Task
Could you show all lines in the entries below that contain the string "HANNO"?

Data shown
◇ ◇ ◇

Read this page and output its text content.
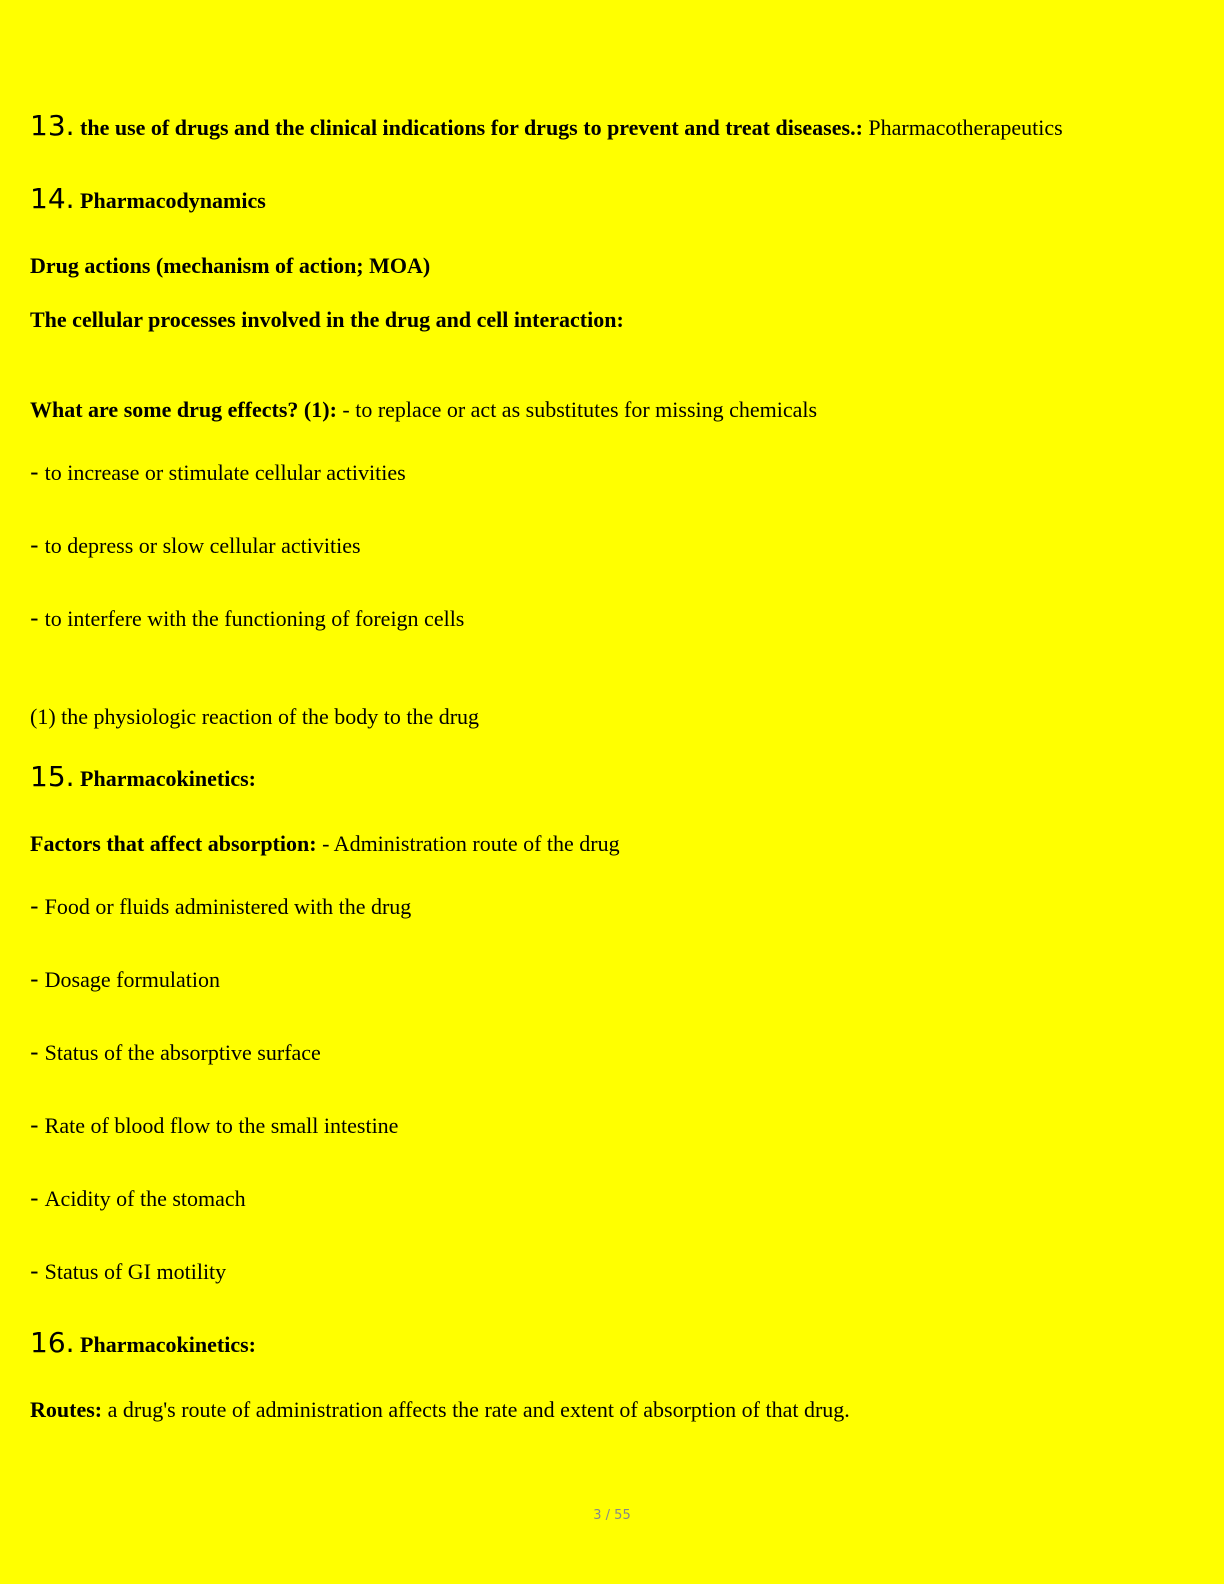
13. the use of drugs and the clinical indications for drugs to prevent and treat diseases.: Pharmacotherapeutics
14. Pharmacodynamics
Drug actions (mechanism of action; MOA)
The cellular processes involved in the drug and cell interaction:
What are some drug effects? (1): - to replace or act as substitutes for missing chemicals
- to increase or stimulate cellular activities
- to depress or slow cellular activities
- to interfere with the functioning of foreign cells
(1) the physiologic reaction of the body to the drug
15. Pharmacokinetics:
Factors that affect absorption: - Administration route of the drug
- Food or fluids administered with the drug
- Dosage formulation
- Status of the absorptive surface
- Rate of blood flow to the small intestine
- Acidity of the stomach
- Status of GI motility
16. Pharmacokinetics:
Routes: a drug's route of administration affects the rate and extent of absorption of that drug.
3 / 55
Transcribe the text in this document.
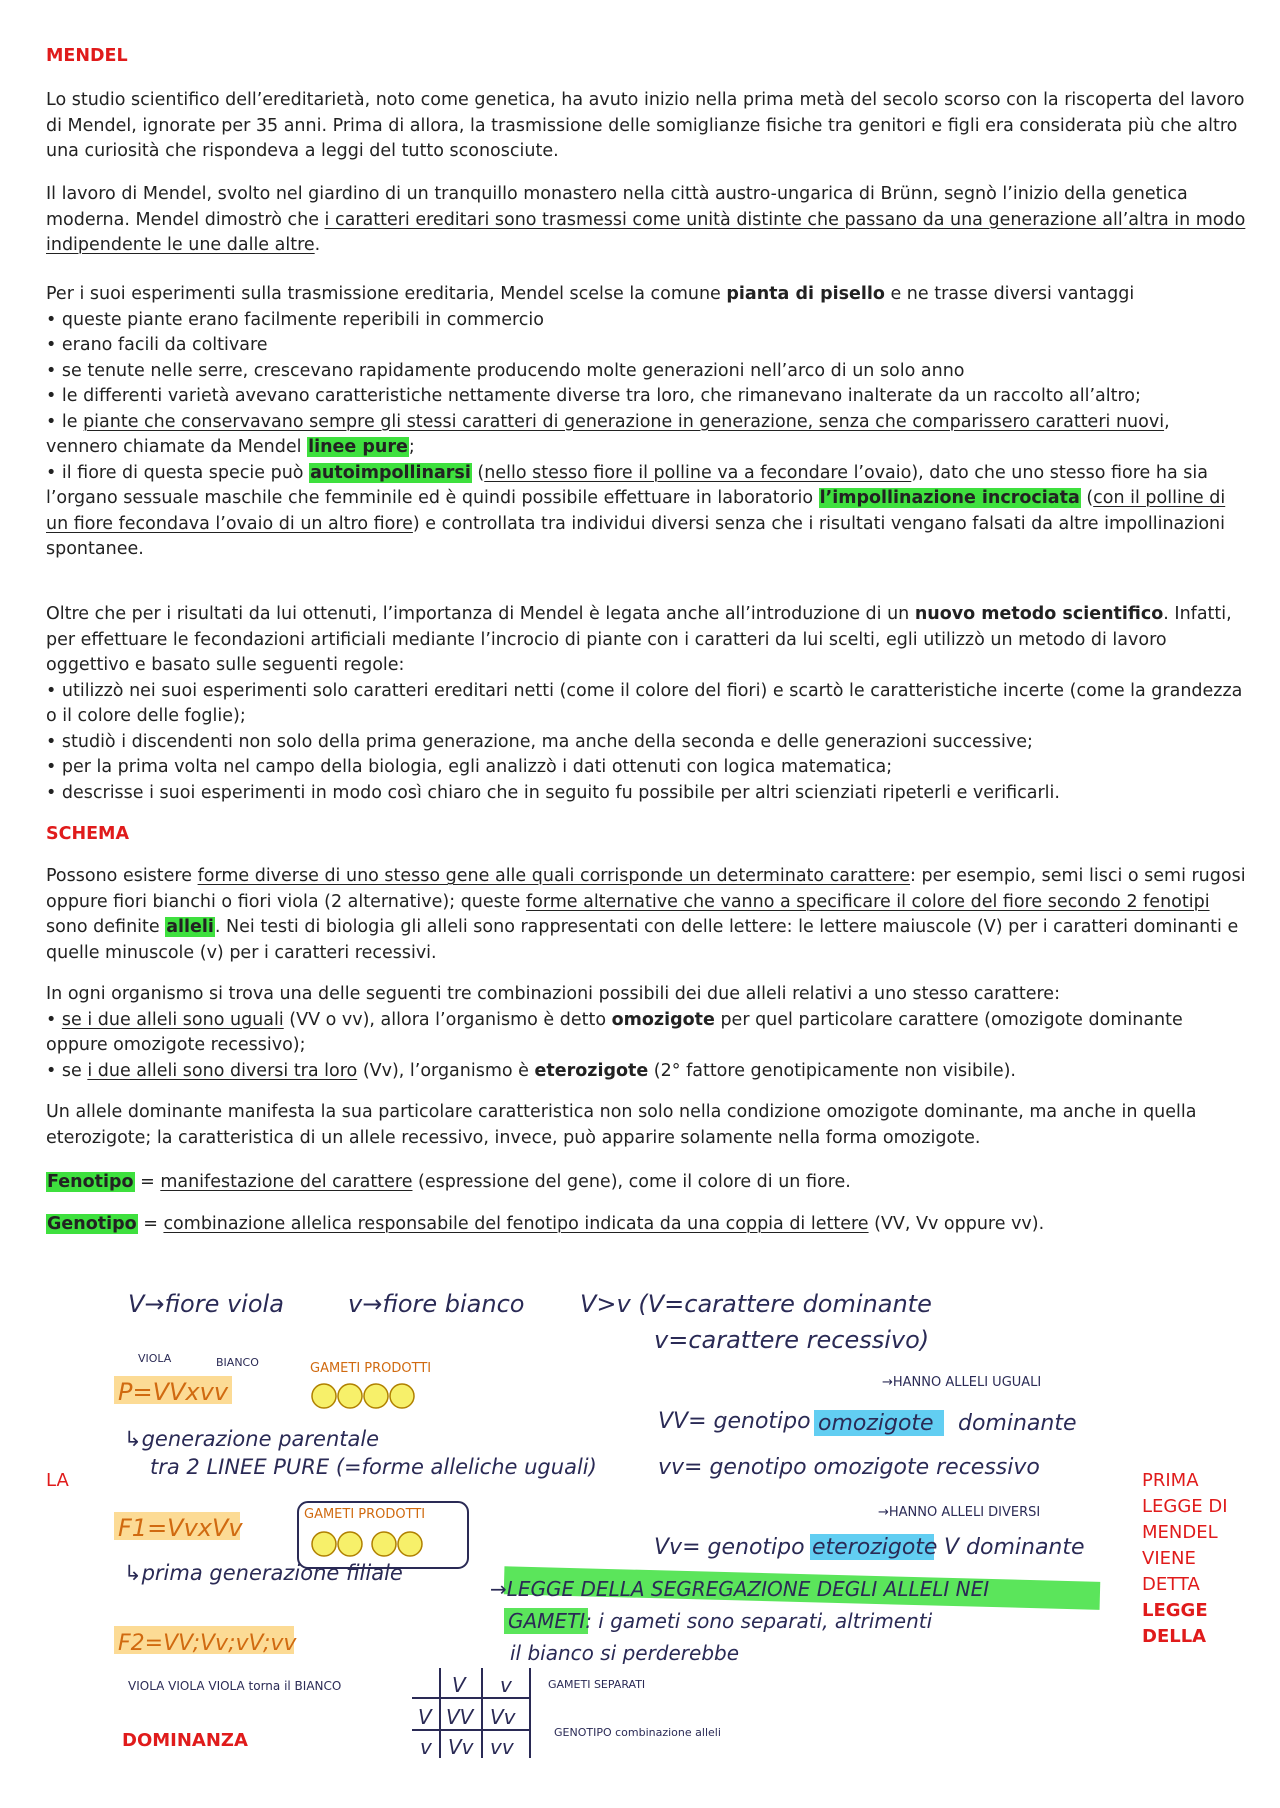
MENDEL

Lo studio scientifico dell’ereditarietà, noto come genetica, ha avuto inizio nella prima metà del secolo scorso con la riscoperta del lavoro di Mendel, ignorate per 35 anni. Prima di allora, la trasmissione delle somiglianze fisiche tra genitori e figli era considerata più che altro una curiosità che rispondeva a leggi del tutto sconosciute.

Il lavoro di Mendel, svolto nel giardino di un tranquillo monastero nella città austro-ungarica di Brünn, segnò l’inizio della genetica moderna. Mendel dimostrò che i caratteri ereditari sono trasmessi come unità distinte che passano da una generazione all’altra in modo indipendente le une dalle altre.

Per i suoi esperimenti sulla trasmissione ereditaria, Mendel scelse la comune pianta di pisello e ne trasse diversi vantaggi

• queste piante erano facilmente reperibili in commercio

• erano facili da coltivare

• se tenute nelle serre, crescevano rapidamente producendo molte generazioni nell’arco di un solo anno

• le differenti varietà avevano caratteristiche nettamente diverse tra loro, che rimanevano inalterate da un raccolto all’altro;

• le piante che conservavano sempre gli stessi caratteri di generazione in generazione, senza che comparissero caratteri nuovi, vennero chiamate da Mendel linee pure;

• il fiore di questa specie può autoimpollinarsi (nello stesso fiore il polline va a fecondare l’ovaio), dato che uno stesso fiore ha sia l’organo sessuale maschile che femminile ed è quindi possibile effettuare in laboratorio l’impollinazione incrociata (con il polline di un fiore fecondava l’ovaio di un altro fiore) e controllata tra individui diversi senza che i risultati vengano falsati da altre impollinazioni spontanee.

Oltre che per i risultati da lui ottenuti, l’importanza di Mendel è legata anche all’introduzione di un nuovo metodo scientifico. Infatti, per effettuare le fecondazioni artificiali mediante l’incrocio di piante con i caratteri da lui scelti, egli utilizzò un metodo di lavoro oggettivo e basato sulle seguenti regole:

• utilizzò nei suoi esperimenti solo caratteri ereditari netti (come il colore del fiori) e scartò le caratteristiche incerte (come la grandezza o il colore delle foglie);

• studiò i discendenti non solo della prima generazione, ma anche della seconda e delle generazioni successive;

• per la prima volta nel campo della biologia, egli analizzò i dati ottenuti con logica matematica;

• descrisse i suoi esperimenti in modo così chiaro che in seguito fu possibile per altri scienziati ripeterli e verificarli.

SCHEMA

Possono esistere forme diverse di uno stesso gene alle quali corrisponde un determinato carattere: per esempio, semi lisci o semi rugosi oppure fiori bianchi o fiori viola (2 alternative); queste forme alternative che vanno a specificare il colore del fiore secondo 2 fenotipi sono definite alleli. Nei testi di biologia gli alleli sono rappresentati con delle lettere: le lettere maiuscole (V) per i caratteri dominanti e quelle minuscole (v) per i caratteri recessivi.

In ogni organismo si trova una delle seguenti tre combinazioni possibili dei due alleli relativi a uno stesso carattere:

• se i due alleli sono uguali (VV o vv), allora l’organismo è detto omozigote per quel particolare carattere (omozigote dominante oppure omozigote recessivo);

• se i due alleli sono diversi tra loro (Vv), l’organismo è eterozigote (2° fattore genotipicamente non visibile).

Un allele dominante manifesta la sua particolare caratteristica non solo nella condizione omozigote dominante, ma anche in quella eterozigote; la caratteristica di un allele recessivo, invece, può apparire solamente nella forma omozigote.

Fenotipo = manifestazione del carattere (espressione del gene), come il colore di un fiore.

Genotipo = combinazione allelica responsabile del fenotipo indicata da una coppia di lettere (VV, Vv oppure vv).

V→fiore viola	v→fiore bianco V>v (V=carattere dominante
v=carattere recessivo)
VIOLA	BIANCO
P=VVxvv
GAMETI PRODOTTI
↳generazione parentale
tra 2 LINEE PURE (=forme alleliche uguali)
F1=VvxVv	GAMETI PRODOTTI
↳prima generazione filiale
F2=VV;Vv;vV;vv
VIOLA VIOLA VIOLA torna il BIANCO
→HANNO ALLELI UGUALI
VV= genotipo omozigote dominante
vv= genotipo omozigote recessivo
→HANNO ALLELI DIVERSI
Vv= genotipo eterozigote V dominante
→LEGGE DELLA SEGREGAZIONE DEGLI ALLELI NEI
GAMETI: i gameti sono separati, altrimenti
il bianco si perderebbe
V v
V VV Vv
v Vv vv
GAMETI SEPARATI
GENOTIPO combinazione alleli
LA	PRIMA
LEGGE DI
MENDEL
VIENE
DETTA
LEGGE
DELLA
DOMINANZA
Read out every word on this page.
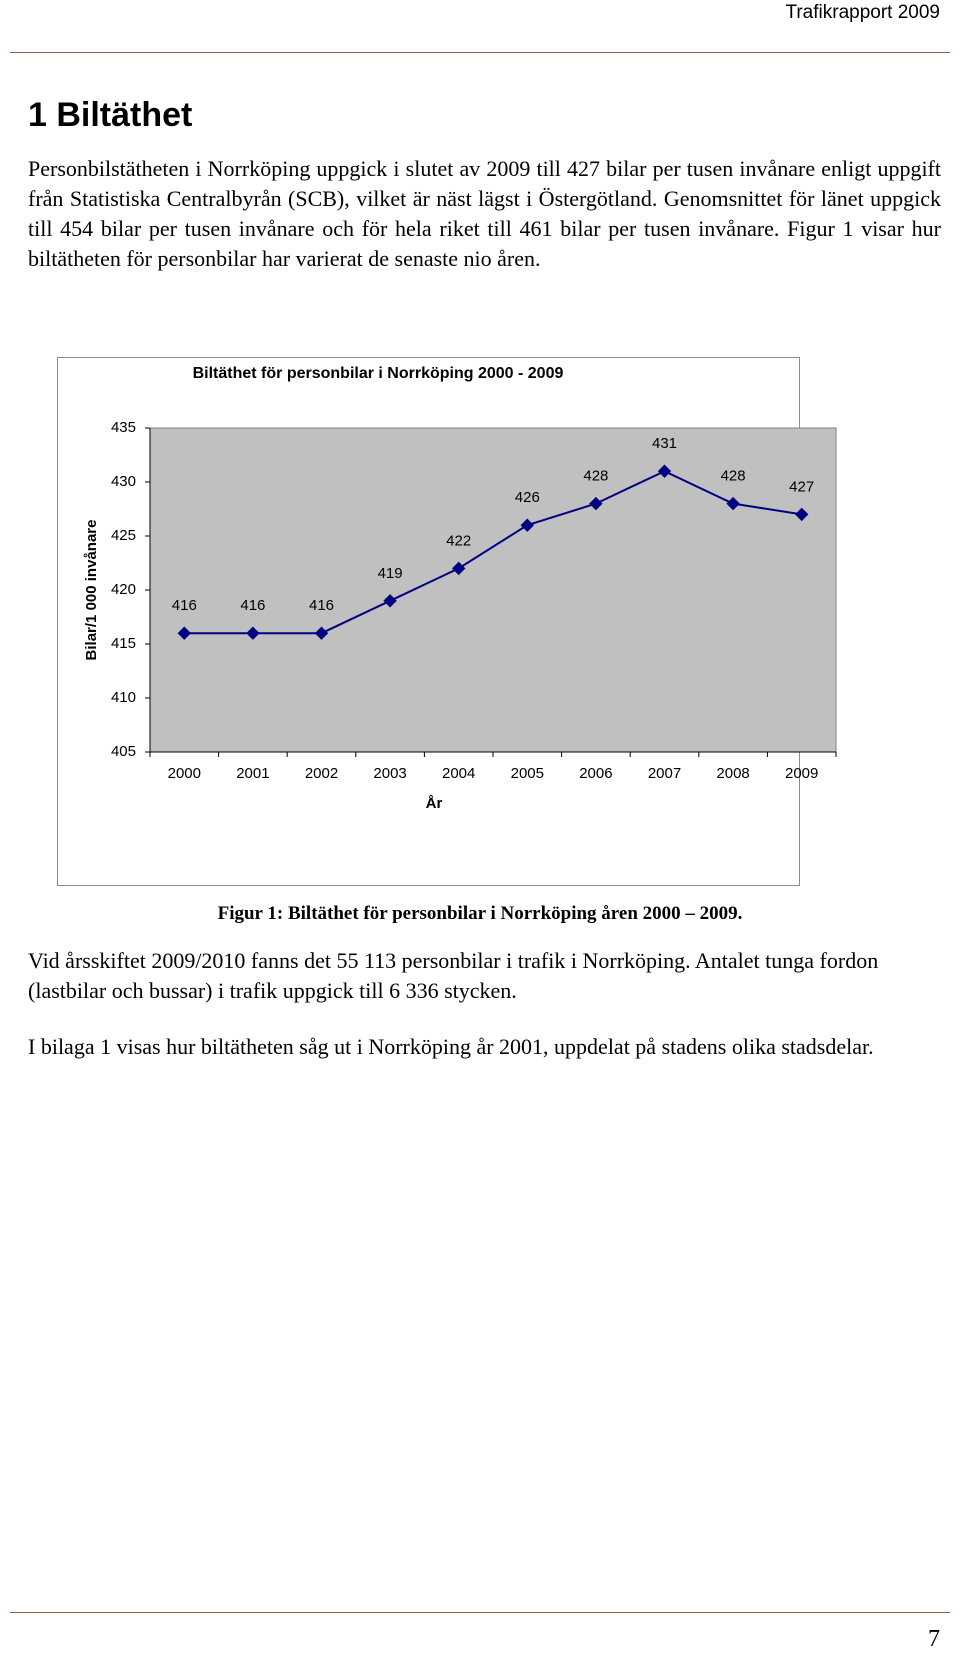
Trafikrapport 2009
1 Biltäthet

Personbilstätheten i Norrköping uppgick i slutet av 2009 till 427 bilar per tusen invånare enligt uppgift från Statistiska Centralbyrån (SCB), vilket är näst lägst i Östergötland. Genomsnittet för länet uppgick till 454 bilar per tusen invånare och för hela riket till 461 bilar per tusen invånare. Figur 1 visar hur biltätheten för personbilar har varierat de senaste nio åren.

Biltäthet för personbilar i Norrköping 2000 - 2009
405
410
415
420
425
430
435
2000 2001 2002 2003 2004 2005 2006 2007 2008 2009
416	416	416
419
422
426
428
431
428
427
Bilar/1 000 invånare
År

Figur 1: Biltäthet för personbilar i Norrköping åren 2000 – 2009.

Vid årsskiftet 2009/2010 fanns det 55 113 personbilar i trafik i Norrköping. Antalet tunga fordon (lastbilar och bussar) i trafik uppgick till 6 336 stycken.

I bilaga 1 visas hur biltätheten såg ut i Norrköping år 2001, uppdelat på stadens olika stadsdelar.

7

◇ ◇ ◇

Output of the task
→HANNO ALLELI UGUALI
→HANNO ALLELI DIVERSI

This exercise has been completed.